• _STATED TASK_
Pick every line with "window" from the material below.

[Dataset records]
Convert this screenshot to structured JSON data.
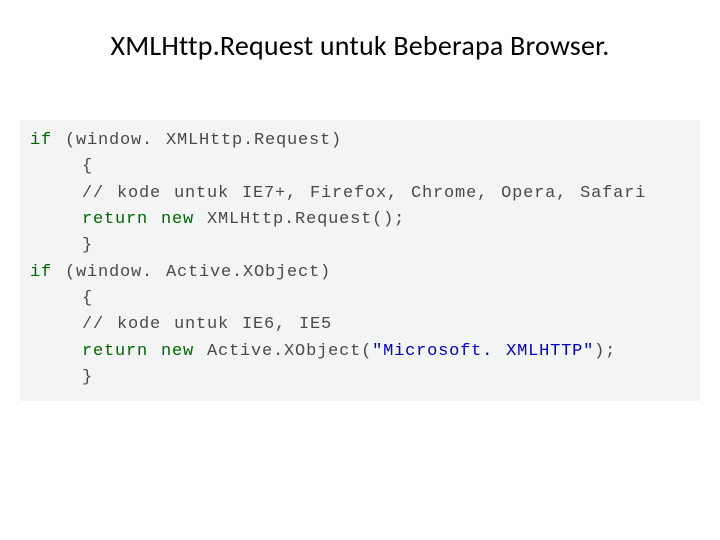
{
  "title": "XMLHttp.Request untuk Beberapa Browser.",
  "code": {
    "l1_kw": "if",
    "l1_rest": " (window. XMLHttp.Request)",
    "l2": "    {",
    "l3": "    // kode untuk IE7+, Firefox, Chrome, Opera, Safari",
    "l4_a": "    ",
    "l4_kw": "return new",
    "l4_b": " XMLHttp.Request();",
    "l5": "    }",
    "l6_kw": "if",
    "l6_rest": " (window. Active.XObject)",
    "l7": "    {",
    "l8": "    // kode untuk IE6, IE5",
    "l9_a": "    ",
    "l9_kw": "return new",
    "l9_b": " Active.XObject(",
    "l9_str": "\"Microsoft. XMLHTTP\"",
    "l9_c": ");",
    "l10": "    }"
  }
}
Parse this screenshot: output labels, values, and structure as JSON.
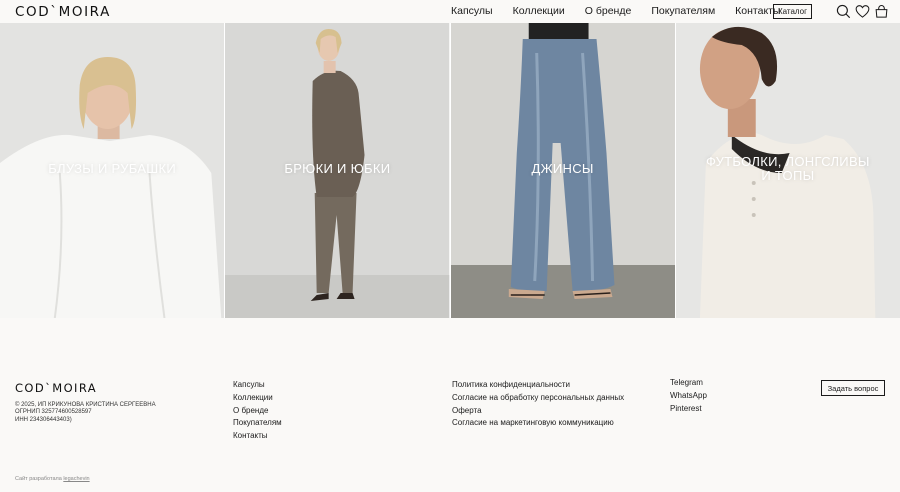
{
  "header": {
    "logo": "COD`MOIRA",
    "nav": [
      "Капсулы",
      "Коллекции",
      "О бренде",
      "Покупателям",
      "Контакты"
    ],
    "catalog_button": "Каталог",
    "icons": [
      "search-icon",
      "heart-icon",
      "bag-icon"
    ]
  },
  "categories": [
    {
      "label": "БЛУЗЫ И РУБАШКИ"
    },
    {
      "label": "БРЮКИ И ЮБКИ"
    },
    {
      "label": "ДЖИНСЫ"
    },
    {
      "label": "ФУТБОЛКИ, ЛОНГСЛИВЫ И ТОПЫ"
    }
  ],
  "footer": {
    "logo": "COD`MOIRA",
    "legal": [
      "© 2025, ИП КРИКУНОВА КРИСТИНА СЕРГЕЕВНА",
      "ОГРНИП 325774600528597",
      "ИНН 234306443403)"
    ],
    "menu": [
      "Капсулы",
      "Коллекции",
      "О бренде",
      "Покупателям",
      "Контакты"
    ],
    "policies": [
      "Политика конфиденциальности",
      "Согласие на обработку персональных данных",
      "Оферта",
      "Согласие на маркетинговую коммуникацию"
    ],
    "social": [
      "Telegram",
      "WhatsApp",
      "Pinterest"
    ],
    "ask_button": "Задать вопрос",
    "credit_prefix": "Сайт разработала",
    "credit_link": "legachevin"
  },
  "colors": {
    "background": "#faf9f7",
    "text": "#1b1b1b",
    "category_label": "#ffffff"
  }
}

• _EXERCISE OUTPUT_
    "l1_rest": " (window. XMLHttp.Request)",
    "l6_rest": " (window. Active.XObject)",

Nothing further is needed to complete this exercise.